┌──

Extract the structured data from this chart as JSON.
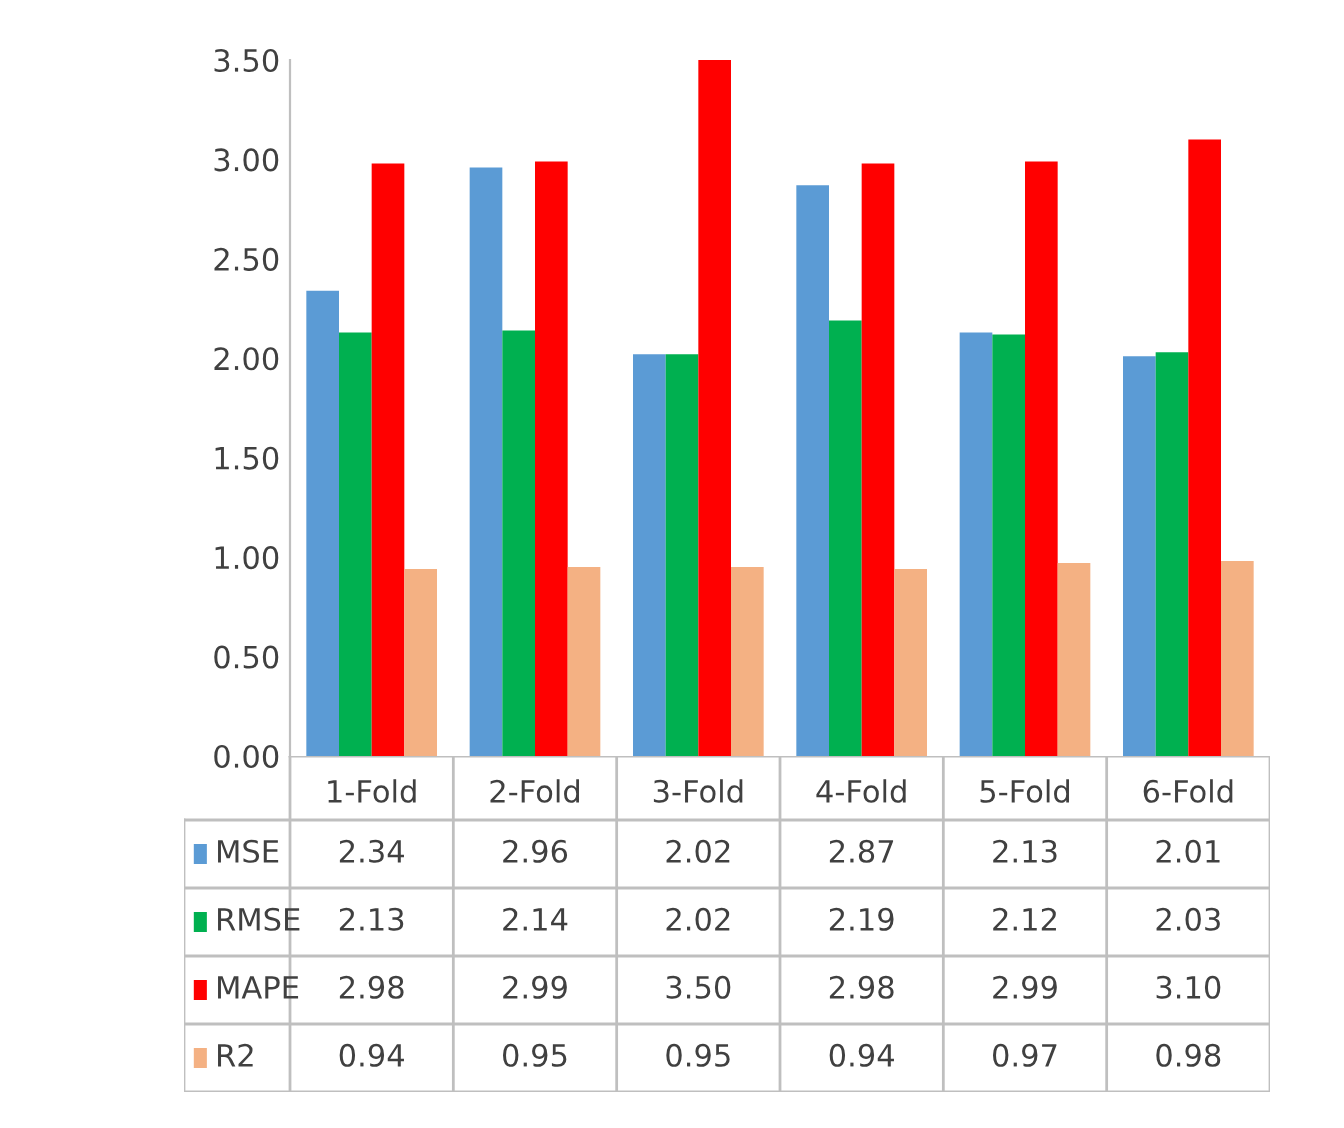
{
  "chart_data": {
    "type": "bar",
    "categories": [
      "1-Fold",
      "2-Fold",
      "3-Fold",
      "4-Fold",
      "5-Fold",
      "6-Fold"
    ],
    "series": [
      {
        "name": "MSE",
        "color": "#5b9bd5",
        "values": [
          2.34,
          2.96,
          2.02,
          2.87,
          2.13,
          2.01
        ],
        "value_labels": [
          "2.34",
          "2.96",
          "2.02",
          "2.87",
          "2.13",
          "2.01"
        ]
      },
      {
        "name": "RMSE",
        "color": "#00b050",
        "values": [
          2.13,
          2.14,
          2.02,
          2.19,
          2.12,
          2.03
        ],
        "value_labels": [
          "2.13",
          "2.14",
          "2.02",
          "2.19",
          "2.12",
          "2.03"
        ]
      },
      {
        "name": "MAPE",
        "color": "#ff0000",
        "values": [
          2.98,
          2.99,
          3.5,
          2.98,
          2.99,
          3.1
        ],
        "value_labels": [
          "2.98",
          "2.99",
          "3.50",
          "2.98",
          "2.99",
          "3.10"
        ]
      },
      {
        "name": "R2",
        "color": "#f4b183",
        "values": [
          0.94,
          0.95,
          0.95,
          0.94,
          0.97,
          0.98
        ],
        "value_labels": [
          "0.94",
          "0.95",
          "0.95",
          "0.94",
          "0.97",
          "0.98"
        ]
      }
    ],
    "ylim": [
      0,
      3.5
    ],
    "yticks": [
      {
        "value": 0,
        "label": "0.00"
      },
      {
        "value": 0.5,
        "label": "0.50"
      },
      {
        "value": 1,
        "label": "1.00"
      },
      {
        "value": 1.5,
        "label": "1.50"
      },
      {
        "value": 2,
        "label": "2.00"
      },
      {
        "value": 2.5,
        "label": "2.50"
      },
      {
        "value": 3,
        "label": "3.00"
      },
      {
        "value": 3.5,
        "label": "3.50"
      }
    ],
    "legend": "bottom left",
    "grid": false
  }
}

└──

REQUIRED WORK:
Print each entry shown above with exact wording and no pictures.

FINAL RESULT:
Extract the structured data from this chart as JSON.
{
  "chart_data": {
    "type": "bar",
    "categories": [
      "1-Fold",
      "2-Fold",
      "3-Fold",
      "4-Fold",
      "5-Fold",
      "6-Fold"
    ],
    "series": [
      {
        "name": "MSE",
        "color": "#5b9bd5",
        "values": [
          2.34,
          2.96,
          2.02,
          2.87,
          2.13,
          2.01
        ],
        "value_labels": [
          "2.34",
          "2.96",
          "2.02",
          "2.87",
          "2.13",
          "2.01"
        ]
      },
      {
        "name": "RMSE",
        "color": "#00b050",
        "values": [
          2.13,
          2.14,
          2.02,
          2.19,
          2.12,
          2.03
        ],
        "value_labels": [
          "2.13",
          "2.14",
          "2.02",
          "2.19",
          "2.12",
          "2.03"
        ]
      },
      {
        "name": "MAPE",
        "color": "#ff0000",
        "values": [
          2.98,
          2.99,
          3.5,
          2.98,
          2.99,
          3.1
        ],
        "value_labels": [
          "2.98",
          "2.99",
          "3.50",
          "2.98",
          "2.99",
          "3.10"
        ]
      },
      {
        "name": "R2",
        "color": "#f4b183",
        "values": [
          0.94,
          0.95,
          0.95,
          0.94,
          0.97,
          0.98
        ],
        "value_labels": [
          "0.94",
          "0.95",
          "0.95",
          "0.94",
          "0.97",
          "0.98"
        ]
      }
    ],
    "ylim": [
      0,
      3.5
    ],
    "yticks": [
      {
        "value": 0,
        "label": "0.00"
      },
      {
        "value": 0.5,
        "label": "0.50"
      },
      {
        "value": 1,
        "label": "1.00"
      },
      {
        "value": 1.5,
        "label": "1.50"
      },
      {
        "value": 2,
        "label": "2.00"
      },
      {
        "value": 2.5,
        "label": "2.50"
      },
      {
        "value": 3,
        "label": "3.00"
      },
      {
        "value": 3.5,
        "label": "3.50"
      }
    ],
    "legend": "bottom left",
    "grid": false
  }
}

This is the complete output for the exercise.